* **But énoncé 1**: Redonnez mot pour mot le passage de la notice sur Jean Bouchet, en commençant par « La confiance qu’il » et en poursuivant jusqu'à « dans les combats. ».

═════ Extrait du document ═════

Le Panégyrique du chevalier sans reproche/Notice


NOTICE
SUR JEAN BOUCHET.


Jean Bouchet naquit à Poitiers en 1476. Quoique passionné pour les lettres, il prit dans sa ville natale l’état de procureur qu’avoit exercé son père. Il paroît qu’il s’attacha très-jeune à Louis de La Trémouille, dont la famille résidoit à Thouars, l’une de ses principales propriétés. Chargé des affaires de cette famille, il contribuoit aussi à ses plaisirs. Son talent pour la poésie, fort admiré dans le temps, son esprit aimable et enjoué, le firent goûter par Gabrielle de Bourbon, épouse de La Trémouille, femme aussi sage que belle, et qui cultivoit elle-même la littérature. Admis dans la société intime de ce château, il y rappeloit souvent le souvenir des anciens troubadours, en chantant des ballades, et en récitant des poèmes allégoriques, dont les allusions étoient toujours flatteuses pour les dames. Ses qualités solides l’avoient fait considérer non-seulement comme un convive agréable, mais comme un ami de la maison ; titre que les grands n’accordoient alors que rarement à leurs inférieurs.

La confiance qu’il inspiroit au seigneur de La Trémouille et à son épouse, lui fit confier l’éducation du prince de Talmont, leur fils unique. Ce jeune homme partagea les sentimens de ses parens pour Bouchet, et, lorsqu’il eut passé l’âge des études, il devint son protecteur et l’admirateur ardent de ses ouvrages. Il l’auroit comblé de bienfaits, si, à peine âgé de trente ans, il n’eût pas trouvé là mort dans les combats.

═════ Données enregistrées ═════

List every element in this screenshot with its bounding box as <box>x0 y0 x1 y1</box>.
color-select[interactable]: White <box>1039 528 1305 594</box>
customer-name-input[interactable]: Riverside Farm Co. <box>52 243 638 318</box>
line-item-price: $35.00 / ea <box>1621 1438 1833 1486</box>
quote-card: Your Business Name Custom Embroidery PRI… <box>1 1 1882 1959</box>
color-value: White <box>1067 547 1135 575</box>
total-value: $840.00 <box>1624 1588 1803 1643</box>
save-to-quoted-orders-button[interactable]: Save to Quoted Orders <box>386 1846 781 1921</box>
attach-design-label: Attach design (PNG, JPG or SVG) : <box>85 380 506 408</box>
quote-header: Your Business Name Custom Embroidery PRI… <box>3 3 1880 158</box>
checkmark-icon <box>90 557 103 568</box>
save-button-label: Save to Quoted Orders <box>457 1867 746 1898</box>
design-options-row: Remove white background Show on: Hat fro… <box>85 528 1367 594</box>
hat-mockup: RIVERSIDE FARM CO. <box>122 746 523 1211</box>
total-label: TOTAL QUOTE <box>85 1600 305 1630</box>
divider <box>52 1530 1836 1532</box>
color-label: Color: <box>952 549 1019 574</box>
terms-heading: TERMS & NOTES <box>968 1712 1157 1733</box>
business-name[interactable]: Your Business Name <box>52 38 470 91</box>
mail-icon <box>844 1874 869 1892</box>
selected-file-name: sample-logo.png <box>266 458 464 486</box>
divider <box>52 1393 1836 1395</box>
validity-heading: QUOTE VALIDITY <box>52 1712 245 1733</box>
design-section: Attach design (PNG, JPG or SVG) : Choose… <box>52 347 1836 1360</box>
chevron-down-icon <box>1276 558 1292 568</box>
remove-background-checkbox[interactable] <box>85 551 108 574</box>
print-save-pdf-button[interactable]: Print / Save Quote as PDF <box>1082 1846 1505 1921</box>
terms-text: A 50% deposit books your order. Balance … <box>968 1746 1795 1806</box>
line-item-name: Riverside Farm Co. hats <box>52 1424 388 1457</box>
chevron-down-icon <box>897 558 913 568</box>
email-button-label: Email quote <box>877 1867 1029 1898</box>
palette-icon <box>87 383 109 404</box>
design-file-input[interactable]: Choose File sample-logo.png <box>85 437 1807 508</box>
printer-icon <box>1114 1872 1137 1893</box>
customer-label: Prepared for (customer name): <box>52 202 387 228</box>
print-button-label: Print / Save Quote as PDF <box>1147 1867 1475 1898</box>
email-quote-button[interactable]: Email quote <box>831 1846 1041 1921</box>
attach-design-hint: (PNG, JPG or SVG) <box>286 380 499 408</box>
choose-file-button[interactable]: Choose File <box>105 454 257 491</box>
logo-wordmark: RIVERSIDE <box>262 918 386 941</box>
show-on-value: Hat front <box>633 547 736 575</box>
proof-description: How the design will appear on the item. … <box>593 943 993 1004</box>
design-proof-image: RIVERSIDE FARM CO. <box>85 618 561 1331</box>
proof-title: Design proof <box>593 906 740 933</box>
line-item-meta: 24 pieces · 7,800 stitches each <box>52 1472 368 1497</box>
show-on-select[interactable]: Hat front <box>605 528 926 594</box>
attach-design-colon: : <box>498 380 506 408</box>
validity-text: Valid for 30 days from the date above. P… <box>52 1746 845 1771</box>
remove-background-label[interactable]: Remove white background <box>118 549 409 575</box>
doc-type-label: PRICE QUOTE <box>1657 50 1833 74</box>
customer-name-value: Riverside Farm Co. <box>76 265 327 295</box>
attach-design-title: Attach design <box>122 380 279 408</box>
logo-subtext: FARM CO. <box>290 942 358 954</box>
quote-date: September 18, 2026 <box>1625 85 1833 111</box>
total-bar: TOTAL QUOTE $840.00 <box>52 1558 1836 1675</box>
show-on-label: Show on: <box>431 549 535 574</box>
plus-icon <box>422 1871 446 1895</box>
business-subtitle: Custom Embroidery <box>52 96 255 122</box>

═════

* **But énoncé 2**: Veuillez transcrire à l'identique les lignes des enregistrements, depuis leur tout début jusqu'à la ligne contenant « customer-name-input[interactable]: Riverside Farm », celle-ci comprise.

* **Résultat 1**:
La confiance qu’il inspiroit au seigneur de La Trémouille et à son épouse, lui fit confier l’éducation du prince de Talmont, leur fils unique. Ce jeune homme partagea les sentimens de ses parens pour Bouchet, et, lorsqu’il eut passé l’âge des études, il devint son protecteur et l’admirateur ardent de ses ouvrages. Il l’auroit comblé de bienfaits, si, à peine âgé de trente ans, il n’eût pas trouvé là mort dans les combats.

* **Résultat 2**:
List every element in this screenshot with its bounding box as <box>x0 y0 x1 y1</box>.
color-select[interactable]: White <box>1039 528 1305 594</box>
customer-name-input[interactable]: Riverside Farm Co. <box>52 243 638 318</box>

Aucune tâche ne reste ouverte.